> [TASK TO COMPLETE]:
The data below should be restated word for word, with every picture omitted.

begin

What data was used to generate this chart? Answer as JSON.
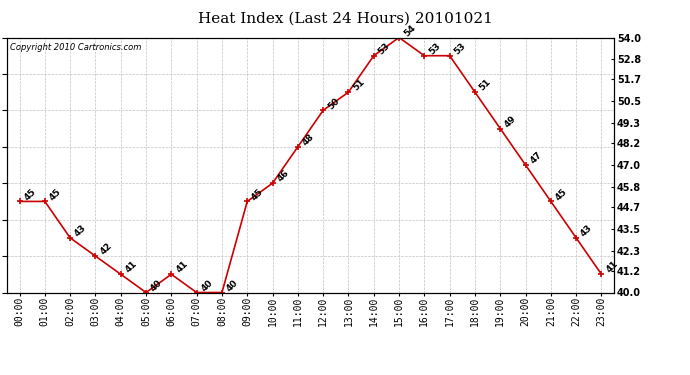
{
  "title": "Heat Index (Last 24 Hours) 20101021",
  "copyright": "Copyright 2010 Cartronics.com",
  "hours": [
    "00:00",
    "01:00",
    "02:00",
    "03:00",
    "04:00",
    "05:00",
    "06:00",
    "07:00",
    "08:00",
    "09:00",
    "10:00",
    "11:00",
    "12:00",
    "13:00",
    "14:00",
    "15:00",
    "16:00",
    "17:00",
    "18:00",
    "19:00",
    "20:00",
    "21:00",
    "22:00",
    "23:00"
  ],
  "values": [
    45,
    45,
    43,
    42,
    41,
    40,
    41,
    40,
    40,
    45,
    46,
    48,
    50,
    51,
    53,
    54,
    53,
    53,
    51,
    49,
    47,
    45,
    43,
    41
  ],
  "ylim_min": 40.0,
  "ylim_max": 54.0,
  "yticks": [
    40.0,
    41.2,
    42.3,
    43.5,
    44.7,
    45.8,
    47.0,
    48.2,
    49.3,
    50.5,
    51.7,
    52.8,
    54.0
  ],
  "line_color": "#cc0000",
  "marker_color": "#cc0000",
  "bg_color": "#ffffff",
  "plot_bg_color": "#ffffff",
  "grid_color": "#bbbbbb",
  "title_fontsize": 11,
  "tick_fontsize": 7,
  "label_fontsize": 6.5,
  "copyright_fontsize": 6
}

end

> [EXERCISE ANSWER]:
What data was used to generate this chart? Answer as JSON.
{
  "title": "Heat Index (Last 24 Hours) 20101021",
  "copyright": "Copyright 2010 Cartronics.com",
  "hours": [
    "00:00",
    "01:00",
    "02:00",
    "03:00",
    "04:00",
    "05:00",
    "06:00",
    "07:00",
    "08:00",
    "09:00",
    "10:00",
    "11:00",
    "12:00",
    "13:00",
    "14:00",
    "15:00",
    "16:00",
    "17:00",
    "18:00",
    "19:00",
    "20:00",
    "21:00",
    "22:00",
    "23:00"
  ],
  "values": [
    45,
    45,
    43,
    42,
    41,
    40,
    41,
    40,
    40,
    45,
    46,
    48,
    50,
    51,
    53,
    54,
    53,
    53,
    51,
    49,
    47,
    45,
    43,
    41
  ],
  "ylim_min": 40.0,
  "ylim_max": 54.0,
  "yticks": [
    40.0,
    41.2,
    42.3,
    43.5,
    44.7,
    45.8,
    47.0,
    48.2,
    49.3,
    50.5,
    51.7,
    52.8,
    54.0
  ],
  "line_color": "#cc0000",
  "marker_color": "#cc0000",
  "bg_color": "#ffffff",
  "plot_bg_color": "#ffffff",
  "grid_color": "#bbbbbb",
  "title_fontsize": 11,
  "tick_fontsize": 7,
  "label_fontsize": 6.5,
  "copyright_fontsize": 6
}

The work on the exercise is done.